• Dataset:
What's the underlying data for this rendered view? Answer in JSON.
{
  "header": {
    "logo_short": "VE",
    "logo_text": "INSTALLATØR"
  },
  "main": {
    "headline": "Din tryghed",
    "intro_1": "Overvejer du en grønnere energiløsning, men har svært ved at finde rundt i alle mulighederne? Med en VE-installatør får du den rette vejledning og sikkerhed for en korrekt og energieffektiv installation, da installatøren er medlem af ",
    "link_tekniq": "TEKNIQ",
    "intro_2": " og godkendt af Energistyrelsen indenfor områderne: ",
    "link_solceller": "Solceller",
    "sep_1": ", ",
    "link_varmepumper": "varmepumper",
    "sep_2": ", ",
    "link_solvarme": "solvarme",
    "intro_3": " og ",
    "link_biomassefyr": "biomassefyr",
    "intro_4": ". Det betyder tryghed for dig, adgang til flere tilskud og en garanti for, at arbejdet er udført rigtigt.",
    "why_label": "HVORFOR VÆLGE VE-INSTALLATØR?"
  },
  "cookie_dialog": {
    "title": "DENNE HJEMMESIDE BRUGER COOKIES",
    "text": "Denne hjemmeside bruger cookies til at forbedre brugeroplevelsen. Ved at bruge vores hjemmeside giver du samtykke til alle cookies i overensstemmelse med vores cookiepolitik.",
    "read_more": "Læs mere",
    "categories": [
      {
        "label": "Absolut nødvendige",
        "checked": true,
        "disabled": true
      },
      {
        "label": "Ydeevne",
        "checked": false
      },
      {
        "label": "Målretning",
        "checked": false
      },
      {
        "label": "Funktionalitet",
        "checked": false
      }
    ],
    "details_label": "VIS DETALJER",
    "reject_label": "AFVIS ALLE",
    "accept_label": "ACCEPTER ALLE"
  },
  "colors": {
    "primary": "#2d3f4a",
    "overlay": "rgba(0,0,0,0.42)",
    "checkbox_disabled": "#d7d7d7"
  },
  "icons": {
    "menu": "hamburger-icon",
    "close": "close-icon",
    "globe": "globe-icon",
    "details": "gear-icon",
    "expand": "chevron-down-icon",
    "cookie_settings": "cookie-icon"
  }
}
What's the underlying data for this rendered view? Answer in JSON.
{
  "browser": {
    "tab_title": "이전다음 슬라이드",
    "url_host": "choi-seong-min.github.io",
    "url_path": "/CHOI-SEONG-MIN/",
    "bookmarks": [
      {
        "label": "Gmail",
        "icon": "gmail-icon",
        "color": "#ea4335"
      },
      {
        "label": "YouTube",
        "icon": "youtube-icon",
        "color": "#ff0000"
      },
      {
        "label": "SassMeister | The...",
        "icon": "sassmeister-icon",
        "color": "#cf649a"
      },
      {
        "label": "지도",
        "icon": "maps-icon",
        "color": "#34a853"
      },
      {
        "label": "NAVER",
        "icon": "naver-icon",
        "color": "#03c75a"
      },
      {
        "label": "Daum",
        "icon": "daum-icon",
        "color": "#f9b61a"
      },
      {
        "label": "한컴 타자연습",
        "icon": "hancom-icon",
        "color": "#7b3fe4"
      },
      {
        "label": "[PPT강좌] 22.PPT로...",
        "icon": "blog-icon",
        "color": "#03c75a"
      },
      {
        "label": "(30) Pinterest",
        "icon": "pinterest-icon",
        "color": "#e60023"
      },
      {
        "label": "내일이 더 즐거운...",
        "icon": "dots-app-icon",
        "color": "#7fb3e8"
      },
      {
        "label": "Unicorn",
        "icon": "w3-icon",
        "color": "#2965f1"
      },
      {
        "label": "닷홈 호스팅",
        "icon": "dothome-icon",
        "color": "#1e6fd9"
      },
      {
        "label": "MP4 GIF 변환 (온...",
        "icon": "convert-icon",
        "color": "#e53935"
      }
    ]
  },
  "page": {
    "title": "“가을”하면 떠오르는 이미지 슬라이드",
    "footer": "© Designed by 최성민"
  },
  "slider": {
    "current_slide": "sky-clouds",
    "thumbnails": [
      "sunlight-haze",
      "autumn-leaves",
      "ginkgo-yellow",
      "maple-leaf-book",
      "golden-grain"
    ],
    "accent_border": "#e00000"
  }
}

---

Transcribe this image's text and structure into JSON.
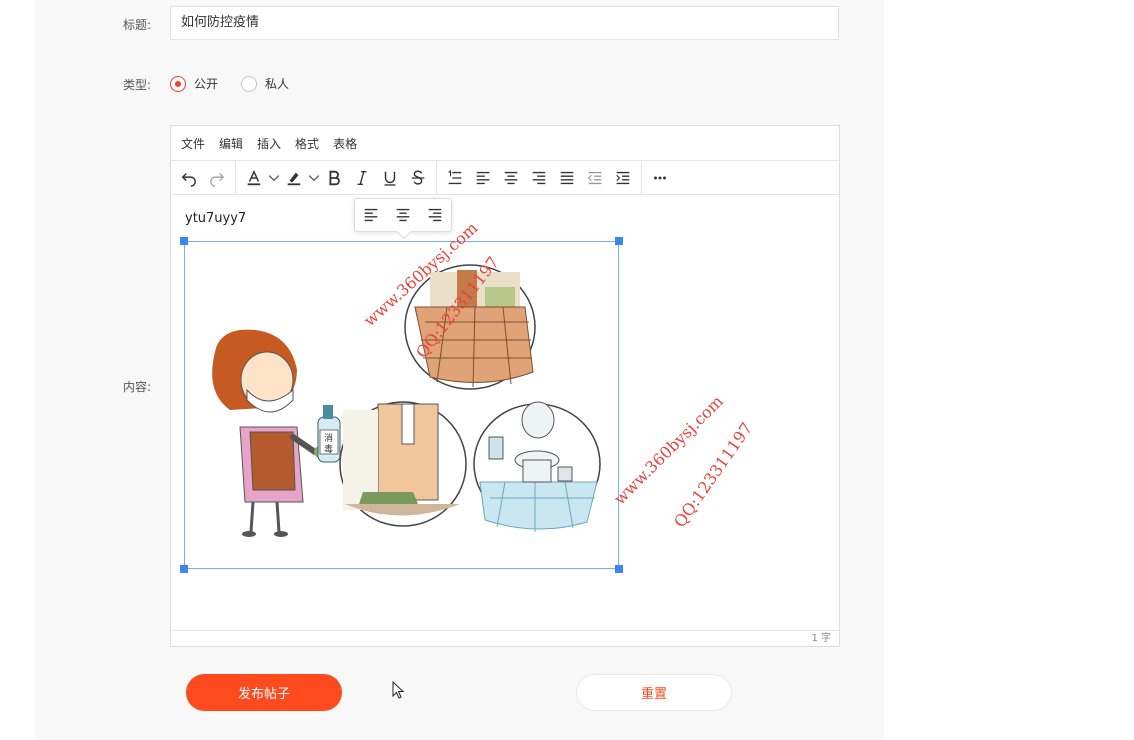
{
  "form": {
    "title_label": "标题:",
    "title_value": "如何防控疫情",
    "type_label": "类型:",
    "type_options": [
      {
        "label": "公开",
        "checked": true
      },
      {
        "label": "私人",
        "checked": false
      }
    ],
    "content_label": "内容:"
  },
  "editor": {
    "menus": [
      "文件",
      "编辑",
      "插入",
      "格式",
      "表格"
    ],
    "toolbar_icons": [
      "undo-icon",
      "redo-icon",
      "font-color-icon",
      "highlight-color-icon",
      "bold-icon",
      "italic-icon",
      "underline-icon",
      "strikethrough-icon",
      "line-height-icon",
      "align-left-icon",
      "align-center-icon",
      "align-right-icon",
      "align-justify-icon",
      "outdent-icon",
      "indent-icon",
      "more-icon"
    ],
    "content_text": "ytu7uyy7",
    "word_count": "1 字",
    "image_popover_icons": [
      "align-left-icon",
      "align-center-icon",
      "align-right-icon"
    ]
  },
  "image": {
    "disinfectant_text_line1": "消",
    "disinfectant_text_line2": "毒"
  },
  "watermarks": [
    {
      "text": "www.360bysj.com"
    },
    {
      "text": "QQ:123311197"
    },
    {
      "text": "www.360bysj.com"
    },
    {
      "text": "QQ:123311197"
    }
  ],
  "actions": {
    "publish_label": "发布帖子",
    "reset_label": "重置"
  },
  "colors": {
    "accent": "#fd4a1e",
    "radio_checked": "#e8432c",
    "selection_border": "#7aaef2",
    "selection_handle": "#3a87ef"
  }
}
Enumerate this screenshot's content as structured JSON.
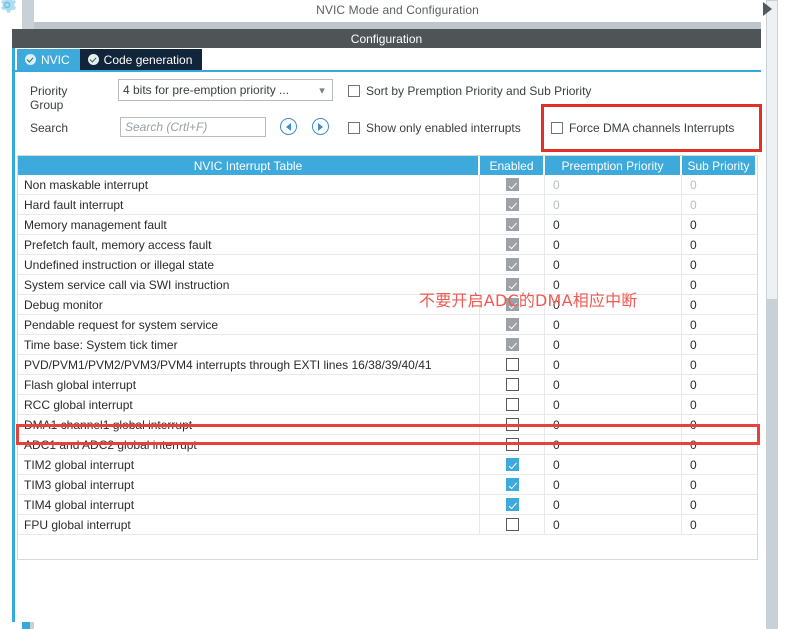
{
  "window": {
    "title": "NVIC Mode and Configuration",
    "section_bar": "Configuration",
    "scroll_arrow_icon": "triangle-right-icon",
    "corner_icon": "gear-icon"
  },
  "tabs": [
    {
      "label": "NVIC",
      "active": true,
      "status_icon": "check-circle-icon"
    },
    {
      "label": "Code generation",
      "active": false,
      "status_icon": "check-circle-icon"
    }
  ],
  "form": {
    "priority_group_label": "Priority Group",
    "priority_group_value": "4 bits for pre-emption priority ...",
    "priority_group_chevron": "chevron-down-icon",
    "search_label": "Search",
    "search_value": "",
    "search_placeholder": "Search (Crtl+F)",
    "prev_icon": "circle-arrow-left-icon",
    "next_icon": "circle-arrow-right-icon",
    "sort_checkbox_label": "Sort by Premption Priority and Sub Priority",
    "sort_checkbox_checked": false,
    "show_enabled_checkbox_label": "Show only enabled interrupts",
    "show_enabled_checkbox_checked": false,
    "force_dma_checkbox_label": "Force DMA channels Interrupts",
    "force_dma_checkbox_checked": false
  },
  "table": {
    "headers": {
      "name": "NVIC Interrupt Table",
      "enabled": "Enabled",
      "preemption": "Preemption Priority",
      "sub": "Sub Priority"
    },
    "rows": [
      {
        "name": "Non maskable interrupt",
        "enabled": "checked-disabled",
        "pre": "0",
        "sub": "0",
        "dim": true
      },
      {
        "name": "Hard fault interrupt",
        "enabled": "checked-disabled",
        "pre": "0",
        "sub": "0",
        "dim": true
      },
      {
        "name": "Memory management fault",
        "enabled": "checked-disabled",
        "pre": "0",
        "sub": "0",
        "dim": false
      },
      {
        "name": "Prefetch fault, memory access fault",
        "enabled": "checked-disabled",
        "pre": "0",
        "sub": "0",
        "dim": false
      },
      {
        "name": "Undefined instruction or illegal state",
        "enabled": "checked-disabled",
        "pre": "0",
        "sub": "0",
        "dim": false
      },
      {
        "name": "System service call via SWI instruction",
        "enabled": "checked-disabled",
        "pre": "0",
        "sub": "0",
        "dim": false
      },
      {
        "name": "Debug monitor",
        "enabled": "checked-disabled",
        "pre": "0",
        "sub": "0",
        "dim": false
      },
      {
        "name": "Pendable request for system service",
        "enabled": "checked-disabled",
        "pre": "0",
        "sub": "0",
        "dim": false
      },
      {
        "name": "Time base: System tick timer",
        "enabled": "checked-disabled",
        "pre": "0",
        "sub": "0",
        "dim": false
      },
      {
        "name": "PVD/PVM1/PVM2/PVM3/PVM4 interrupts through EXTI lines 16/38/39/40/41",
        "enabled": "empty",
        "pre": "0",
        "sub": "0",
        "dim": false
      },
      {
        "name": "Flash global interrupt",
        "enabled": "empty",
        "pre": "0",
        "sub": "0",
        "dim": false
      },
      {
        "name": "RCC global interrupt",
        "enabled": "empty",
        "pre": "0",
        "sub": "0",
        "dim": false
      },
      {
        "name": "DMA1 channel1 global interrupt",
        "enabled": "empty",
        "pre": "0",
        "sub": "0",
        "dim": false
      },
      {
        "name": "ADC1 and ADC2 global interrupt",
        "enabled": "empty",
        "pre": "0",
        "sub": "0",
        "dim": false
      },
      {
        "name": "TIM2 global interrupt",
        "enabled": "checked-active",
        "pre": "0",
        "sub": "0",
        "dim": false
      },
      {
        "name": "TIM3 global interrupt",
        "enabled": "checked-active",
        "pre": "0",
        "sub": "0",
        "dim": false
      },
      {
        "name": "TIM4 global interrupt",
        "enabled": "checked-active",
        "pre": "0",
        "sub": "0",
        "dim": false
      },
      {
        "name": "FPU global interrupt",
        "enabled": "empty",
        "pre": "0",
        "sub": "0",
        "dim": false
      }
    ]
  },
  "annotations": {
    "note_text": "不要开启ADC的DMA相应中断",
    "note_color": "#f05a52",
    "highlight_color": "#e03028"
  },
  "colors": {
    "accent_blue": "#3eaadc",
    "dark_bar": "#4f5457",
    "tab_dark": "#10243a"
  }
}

• What you have to do: Gather each line from the entries above that includes the word "circle".

• Written response:
      "status_icon": "check-circle-icon"
      "status_icon": "check-circle-icon"
    "prev_icon": "circle-arrow-left-icon",
    "next_icon": "circle-arrow-right-icon",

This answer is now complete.